-- start of Records shown --

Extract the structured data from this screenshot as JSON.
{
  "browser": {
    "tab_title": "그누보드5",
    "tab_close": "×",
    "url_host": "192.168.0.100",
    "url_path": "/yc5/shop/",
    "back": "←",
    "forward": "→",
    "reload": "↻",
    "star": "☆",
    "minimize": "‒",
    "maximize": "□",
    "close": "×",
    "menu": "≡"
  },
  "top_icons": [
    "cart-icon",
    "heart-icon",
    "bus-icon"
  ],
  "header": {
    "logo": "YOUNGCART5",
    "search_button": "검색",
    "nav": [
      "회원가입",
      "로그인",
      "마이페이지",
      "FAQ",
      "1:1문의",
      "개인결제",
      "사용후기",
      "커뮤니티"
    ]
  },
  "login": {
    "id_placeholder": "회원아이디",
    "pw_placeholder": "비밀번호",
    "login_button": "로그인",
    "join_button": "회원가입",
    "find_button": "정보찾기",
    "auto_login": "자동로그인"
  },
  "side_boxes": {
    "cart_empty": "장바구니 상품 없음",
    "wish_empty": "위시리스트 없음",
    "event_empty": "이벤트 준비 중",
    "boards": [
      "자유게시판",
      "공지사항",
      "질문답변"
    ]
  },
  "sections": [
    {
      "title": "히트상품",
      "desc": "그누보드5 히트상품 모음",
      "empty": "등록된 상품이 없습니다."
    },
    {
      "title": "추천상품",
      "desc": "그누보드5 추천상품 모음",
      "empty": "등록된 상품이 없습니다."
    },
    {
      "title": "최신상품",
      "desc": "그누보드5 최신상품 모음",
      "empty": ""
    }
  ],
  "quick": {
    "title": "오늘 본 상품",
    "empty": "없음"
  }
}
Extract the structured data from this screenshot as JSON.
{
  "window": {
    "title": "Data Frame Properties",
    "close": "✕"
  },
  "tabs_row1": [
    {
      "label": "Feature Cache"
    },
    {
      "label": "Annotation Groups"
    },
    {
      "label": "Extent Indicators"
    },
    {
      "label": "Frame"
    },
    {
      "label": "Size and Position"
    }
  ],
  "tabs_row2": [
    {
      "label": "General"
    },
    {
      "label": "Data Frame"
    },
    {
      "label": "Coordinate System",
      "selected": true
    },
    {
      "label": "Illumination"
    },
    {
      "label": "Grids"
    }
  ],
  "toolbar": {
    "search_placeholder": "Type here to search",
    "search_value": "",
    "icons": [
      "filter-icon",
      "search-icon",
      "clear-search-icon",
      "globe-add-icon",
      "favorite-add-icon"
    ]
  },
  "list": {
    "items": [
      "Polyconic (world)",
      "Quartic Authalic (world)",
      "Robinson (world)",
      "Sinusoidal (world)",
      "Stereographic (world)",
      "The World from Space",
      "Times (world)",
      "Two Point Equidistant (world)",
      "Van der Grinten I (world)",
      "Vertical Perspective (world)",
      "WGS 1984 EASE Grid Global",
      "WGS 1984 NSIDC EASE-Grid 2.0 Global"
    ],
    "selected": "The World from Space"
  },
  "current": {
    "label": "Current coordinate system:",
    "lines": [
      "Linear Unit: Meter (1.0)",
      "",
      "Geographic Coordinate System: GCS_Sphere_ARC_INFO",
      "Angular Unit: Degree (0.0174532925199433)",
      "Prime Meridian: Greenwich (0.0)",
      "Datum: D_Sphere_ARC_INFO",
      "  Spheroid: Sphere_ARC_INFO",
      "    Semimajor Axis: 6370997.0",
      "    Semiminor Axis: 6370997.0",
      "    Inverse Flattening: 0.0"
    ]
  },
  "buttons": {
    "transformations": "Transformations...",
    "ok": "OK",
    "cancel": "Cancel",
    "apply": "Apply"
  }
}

-- end of Records shown --

Task details:
Recopy the entries above in their entirety, exactly.

Finished answer:
Extract the structured data from this screenshot as JSON.
{
  "browser": {
    "tab_title": "그누보드5",
    "tab_close": "×",
    "url_host": "192.168.0.100",
    "url_path": "/yc5/shop/",
    "back": "←",
    "forward": "→",
    "reload": "↻",
    "star": "☆",
    "minimize": "‒",
    "maximize": "□",
    "close": "×",
    "menu": "≡"
  },
  "top_icons": [
    "cart-icon",
    "heart-icon",
    "bus-icon"
  ],
  "header": {
    "logo": "YOUNGCART5",
    "search_button": "검색",
    "nav": [
      "회원가입",
      "로그인",
      "마이페이지",
      "FAQ",
      "1:1문의",
      "개인결제",
      "사용후기",
      "커뮤니티"
    ]
  },
  "login": {
    "id_placeholder": "회원아이디",
    "pw_placeholder": "비밀번호",
    "login_button": "로그인",
    "join_button": "회원가입",
    "find_button": "정보찾기",
    "auto_login": "자동로그인"
  },
  "side_boxes": {
    "cart_empty": "장바구니 상품 없음",
    "wish_empty": "위시리스트 없음",
    "event_empty": "이벤트 준비 중",
    "boards": [
      "자유게시판",
      "공지사항",
      "질문답변"
    ]
  },
  "sections": [
    {
      "title": "히트상품",
      "desc": "그누보드5 히트상품 모음",
      "empty": "등록된 상품이 없습니다."
    },
    {
      "title": "추천상품",
      "desc": "그누보드5 추천상품 모음",
      "empty": "등록된 상품이 없습니다."
    },
    {
      "title": "최신상품",
      "desc": "그누보드5 최신상품 모음",
      "empty": ""
    }
  ],
  "quick": {
    "title": "오늘 본 상품",
    "empty": "없음"
  }
}
Extract the structured data from this screenshot as JSON.
{
  "window": {
    "title": "Data Frame Properties",
    "close": "✕"
  },
  "tabs_row1": [
    {
      "label": "Feature Cache"
    },
    {
      "label": "Annotation Groups"
    },
    {
      "label": "Extent Indicators"
    },
    {
      "label": "Frame"
    },
    {
      "label": "Size and Position"
    }
  ],
  "tabs_row2": [
    {
      "label": "General"
    },
    {
      "label": "Data Frame"
    },
    {
      "label": "Coordinate System",
      "selected": true
    },
    {
      "label": "Illumination"
    },
    {
      "label": "Grids"
    }
  ],
  "toolbar": {
    "search_placeholder": "Type here to search",
    "search_value": "",
    "icons": [
      "filter-icon",
      "search-icon",
      "clear-search-icon",
      "globe-add-icon",
      "favorite-add-icon"
    ]
  },
  "list": {
    "items": [
      "Polyconic (world)",
      "Quartic Authalic (world)",
      "Robinson (world)",
      "Sinusoidal (world)",
      "Stereographic (world)",
      "The World from Space",
      "Times (world)",
      "Two Point Equidistant (world)",
      "Van der Grinten I (world)",
      "Vertical Perspective (world)",
      "WGS 1984 EASE Grid Global",
      "WGS 1984 NSIDC EASE-Grid 2.0 Global"
    ],
    "selected": "The World from Space"
  },
  "current": {
    "label": "Current coordinate system:",
    "lines": [
      "Linear Unit: Meter (1.0)",
      "",
      "Geographic Coordinate System: GCS_Sphere_ARC_INFO",
      "Angular Unit: Degree (0.0174532925199433)",
      "Prime Meridian: Greenwich (0.0)",
      "Datum: D_Sphere_ARC_INFO",
      "  Spheroid: Sphere_ARC_INFO",
      "    Semimajor Axis: 6370997.0",
      "    Semiminor Axis: 6370997.0",
      "    Inverse Flattening: 0.0"
    ]
  },
  "buttons": {
    "transformations": "Transformations...",
    "ok": "OK",
    "cancel": "Cancel",
    "apply": "Apply"
  }
}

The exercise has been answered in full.